> [TASK DESCRIPTION]: Each line that follows should be printed again exactly as it stands.

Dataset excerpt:
+++++

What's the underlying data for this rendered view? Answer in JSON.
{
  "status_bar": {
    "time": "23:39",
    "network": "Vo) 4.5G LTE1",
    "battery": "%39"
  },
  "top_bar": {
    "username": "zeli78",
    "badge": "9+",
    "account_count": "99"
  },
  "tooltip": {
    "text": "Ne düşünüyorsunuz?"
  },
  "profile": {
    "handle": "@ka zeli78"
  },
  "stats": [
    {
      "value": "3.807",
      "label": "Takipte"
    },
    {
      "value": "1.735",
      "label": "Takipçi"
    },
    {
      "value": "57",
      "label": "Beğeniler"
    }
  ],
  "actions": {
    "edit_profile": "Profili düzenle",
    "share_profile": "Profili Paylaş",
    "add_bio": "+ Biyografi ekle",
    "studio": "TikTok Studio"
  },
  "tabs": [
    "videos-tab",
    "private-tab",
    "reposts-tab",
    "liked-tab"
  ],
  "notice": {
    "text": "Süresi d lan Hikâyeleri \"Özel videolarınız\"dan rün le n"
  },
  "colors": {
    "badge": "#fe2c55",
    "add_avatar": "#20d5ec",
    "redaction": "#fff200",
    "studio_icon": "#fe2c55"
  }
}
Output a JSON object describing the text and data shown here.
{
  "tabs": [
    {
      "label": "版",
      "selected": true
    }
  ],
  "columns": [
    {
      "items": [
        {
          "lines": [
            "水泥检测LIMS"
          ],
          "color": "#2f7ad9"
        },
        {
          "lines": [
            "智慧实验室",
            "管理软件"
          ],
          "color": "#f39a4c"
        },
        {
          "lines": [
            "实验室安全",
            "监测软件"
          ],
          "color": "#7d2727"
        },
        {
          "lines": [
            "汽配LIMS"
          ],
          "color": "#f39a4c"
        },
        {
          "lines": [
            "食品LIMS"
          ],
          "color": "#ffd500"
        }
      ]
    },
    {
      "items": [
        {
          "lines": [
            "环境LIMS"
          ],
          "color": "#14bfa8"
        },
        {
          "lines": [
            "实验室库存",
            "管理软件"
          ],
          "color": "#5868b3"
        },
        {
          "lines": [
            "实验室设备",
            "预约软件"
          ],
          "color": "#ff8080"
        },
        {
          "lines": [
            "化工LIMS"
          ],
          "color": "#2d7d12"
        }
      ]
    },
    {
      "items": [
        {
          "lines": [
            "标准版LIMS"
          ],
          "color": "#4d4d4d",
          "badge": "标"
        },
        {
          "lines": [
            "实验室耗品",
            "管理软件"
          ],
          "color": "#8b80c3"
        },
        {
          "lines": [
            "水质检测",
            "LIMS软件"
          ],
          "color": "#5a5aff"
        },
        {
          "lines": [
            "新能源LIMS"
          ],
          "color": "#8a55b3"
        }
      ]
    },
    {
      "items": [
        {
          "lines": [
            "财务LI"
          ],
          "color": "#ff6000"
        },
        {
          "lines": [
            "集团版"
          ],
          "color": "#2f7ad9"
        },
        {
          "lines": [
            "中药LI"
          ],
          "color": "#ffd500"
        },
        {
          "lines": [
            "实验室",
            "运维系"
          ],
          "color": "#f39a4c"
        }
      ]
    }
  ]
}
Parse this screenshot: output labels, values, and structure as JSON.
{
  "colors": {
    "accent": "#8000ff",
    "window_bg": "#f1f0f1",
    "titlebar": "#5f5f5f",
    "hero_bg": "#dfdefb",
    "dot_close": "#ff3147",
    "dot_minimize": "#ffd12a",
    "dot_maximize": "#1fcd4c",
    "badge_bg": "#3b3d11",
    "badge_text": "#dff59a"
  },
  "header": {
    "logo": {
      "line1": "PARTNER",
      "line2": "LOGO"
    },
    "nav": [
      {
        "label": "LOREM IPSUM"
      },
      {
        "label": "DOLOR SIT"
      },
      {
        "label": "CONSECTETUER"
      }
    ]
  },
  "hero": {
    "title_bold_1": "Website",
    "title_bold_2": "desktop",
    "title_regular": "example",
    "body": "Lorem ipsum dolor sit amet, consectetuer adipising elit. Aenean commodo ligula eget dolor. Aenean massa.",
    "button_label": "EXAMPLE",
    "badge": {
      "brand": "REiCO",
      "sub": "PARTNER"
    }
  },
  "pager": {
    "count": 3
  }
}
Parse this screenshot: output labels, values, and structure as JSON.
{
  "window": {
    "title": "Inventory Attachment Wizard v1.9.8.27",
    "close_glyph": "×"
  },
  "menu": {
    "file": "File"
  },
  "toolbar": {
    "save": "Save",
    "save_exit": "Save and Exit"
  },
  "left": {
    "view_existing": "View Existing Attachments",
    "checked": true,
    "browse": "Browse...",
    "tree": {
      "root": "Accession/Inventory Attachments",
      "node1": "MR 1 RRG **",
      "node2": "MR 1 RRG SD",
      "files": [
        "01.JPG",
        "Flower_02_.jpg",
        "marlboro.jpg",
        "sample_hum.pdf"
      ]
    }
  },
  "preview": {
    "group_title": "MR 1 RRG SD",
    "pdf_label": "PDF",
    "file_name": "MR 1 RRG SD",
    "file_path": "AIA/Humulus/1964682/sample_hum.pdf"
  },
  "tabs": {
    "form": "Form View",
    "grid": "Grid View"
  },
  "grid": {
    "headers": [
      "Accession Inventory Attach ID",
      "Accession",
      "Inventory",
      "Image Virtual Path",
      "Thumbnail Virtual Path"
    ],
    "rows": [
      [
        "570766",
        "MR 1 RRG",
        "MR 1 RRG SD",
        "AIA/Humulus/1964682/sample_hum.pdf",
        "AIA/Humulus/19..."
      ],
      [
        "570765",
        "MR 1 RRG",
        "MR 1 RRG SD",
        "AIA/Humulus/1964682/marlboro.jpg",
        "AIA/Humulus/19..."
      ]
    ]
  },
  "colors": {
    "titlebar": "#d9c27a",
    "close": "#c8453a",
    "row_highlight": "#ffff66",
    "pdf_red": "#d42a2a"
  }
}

+++++

> [TASK RESULT]:
What's the underlying data for this rendered view? Answer in JSON.
{
  "status_bar": {
    "time": "23:39",
    "network": "Vo) 4.5G LTE1",
    "battery": "%39"
  },
  "top_bar": {
    "username": "zeli78",
    "badge": "9+",
    "account_count": "99"
  },
  "tooltip": {
    "text": "Ne düşünüyorsunuz?"
  },
  "profile": {
    "handle": "@ka zeli78"
  },
  "stats": [
    {
      "value": "3.807",
      "label": "Takipte"
    },
    {
      "value": "1.735",
      "label": "Takipçi"
    },
    {
      "value": "57",
      "label": "Beğeniler"
    }
  ],
  "actions": {
    "edit_profile": "Profili düzenle",
    "share_profile": "Profili Paylaş",
    "add_bio": "+ Biyografi ekle",
    "studio": "TikTok Studio"
  },
  "tabs": [
    "videos-tab",
    "private-tab",
    "reposts-tab",
    "liked-tab"
  ],
  "notice": {
    "text": "Süresi d lan Hikâyeleri \"Özel videolarınız\"dan rün le n"
  },
  "colors": {
    "badge": "#fe2c55",
    "add_avatar": "#20d5ec",
    "redaction": "#fff200",
    "studio_icon": "#fe2c55"
  }
}
Output a JSON object describing the text and data shown here.
{
  "tabs": [
    {
      "label": "版",
      "selected": true
    }
  ],
  "columns": [
    {
      "items": [
        {
          "lines": [
            "水泥检测LIMS"
          ],
          "color": "#2f7ad9"
        },
        {
          "lines": [
            "智慧实验室",
            "管理软件"
          ],
          "color": "#f39a4c"
        },
        {
          "lines": [
            "实验室安全",
            "监测软件"
          ],
          "color": "#7d2727"
        },
        {
          "lines": [
            "汽配LIMS"
          ],
          "color": "#f39a4c"
        },
        {
          "lines": [
            "食品LIMS"
          ],
          "color": "#ffd500"
        }
      ]
    },
    {
      "items": [
        {
          "lines": [
            "环境LIMS"
          ],
          "color": "#14bfa8"
        },
        {
          "lines": [
            "实验室库存",
            "管理软件"
          ],
          "color": "#5868b3"
        },
        {
          "lines": [
            "实验室设备",
            "预约软件"
          ],
          "color": "#ff8080"
        },
        {
          "lines": [
            "化工LIMS"
          ],
          "color": "#2d7d12"
        }
      ]
    },
    {
      "items": [
        {
          "lines": [
            "标准版LIMS"
          ],
          "color": "#4d4d4d",
          "badge": "标"
        },
        {
          "lines": [
            "实验室耗品",
            "管理软件"
          ],
          "color": "#8b80c3"
        },
        {
          "lines": [
            "水质检测",
            "LIMS软件"
          ],
          "color": "#5a5aff"
        },
        {
          "lines": [
            "新能源LIMS"
          ],
          "color": "#8a55b3"
        }
      ]
    },
    {
      "items": [
        {
          "lines": [
            "财务LI"
          ],
          "color": "#ff6000"
        },
        {
          "lines": [
            "集团版"
          ],
          "color": "#2f7ad9"
        },
        {
          "lines": [
            "中药LI"
          ],
          "color": "#ffd500"
        },
        {
          "lines": [
            "实验室",
            "运维系"
          ],
          "color": "#f39a4c"
        }
      ]
    }
  ]
}
Parse this screenshot: output labels, values, and structure as JSON.
{
  "colors": {
    "accent": "#8000ff",
    "window_bg": "#f1f0f1",
    "titlebar": "#5f5f5f",
    "hero_bg": "#dfdefb",
    "dot_close": "#ff3147",
    "dot_minimize": "#ffd12a",
    "dot_maximize": "#1fcd4c",
    "badge_bg": "#3b3d11",
    "badge_text": "#dff59a"
  },
  "header": {
    "logo": {
      "line1": "PARTNER",
      "line2": "LOGO"
    },
    "nav": [
      {
        "label": "LOREM IPSUM"
      },
      {
        "label": "DOLOR SIT"
      },
      {
        "label": "CONSECTETUER"
      }
    ]
  },
  "hero": {
    "title_bold_1": "Website",
    "title_bold_2": "desktop",
    "title_regular": "example",
    "body": "Lorem ipsum dolor sit amet, consectetuer adipising elit. Aenean commodo ligula eget dolor. Aenean massa.",
    "button_label": "EXAMPLE",
    "badge": {
      "brand": "REiCO",
      "sub": "PARTNER"
    }
  },
  "pager": {
    "count": 3
  }
}
Parse this screenshot: output labels, values, and structure as JSON.
{
  "window": {
    "title": "Inventory Attachment Wizard v1.9.8.27",
    "close_glyph": "×"
  },
  "menu": {
    "file": "File"
  },
  "toolbar": {
    "save": "Save",
    "save_exit": "Save and Exit"
  },
  "left": {
    "view_existing": "View Existing Attachments",
    "checked": true,
    "browse": "Browse...",
    "tree": {
      "root": "Accession/Inventory Attachments",
      "node1": "MR 1 RRG **",
      "node2": "MR 1 RRG SD",
      "files": [
        "01.JPG",
        "Flower_02_.jpg",
        "marlboro.jpg",
        "sample_hum.pdf"
      ]
    }
  },
  "preview": {
    "group_title": "MR 1 RRG SD",
    "pdf_label": "PDF",
    "file_name": "MR 1 RRG SD",
    "file_path": "AIA/Humulus/1964682/sample_hum.pdf"
  },
  "tabs": {
    "form": "Form View",
    "grid": "Grid View"
  },
  "grid": {
    "headers": [
      "Accession Inventory Attach ID",
      "Accession",
      "Inventory",
      "Image Virtual Path",
      "Thumbnail Virtual Path"
    ],
    "rows": [
      [
        "570766",
        "MR 1 RRG",
        "MR 1 RRG SD",
        "AIA/Humulus/1964682/sample_hum.pdf",
        "AIA/Humulus/19..."
      ],
      [
        "570765",
        "MR 1 RRG",
        "MR 1 RRG SD",
        "AIA/Humulus/1964682/marlboro.jpg",
        "AIA/Humulus/19..."
      ]
    ]
  },
  "colors": {
    "titlebar": "#d9c27a",
    "close": "#c8453a",
    "row_highlight": "#ffff66",
    "pdf_red": "#d42a2a"
  }
}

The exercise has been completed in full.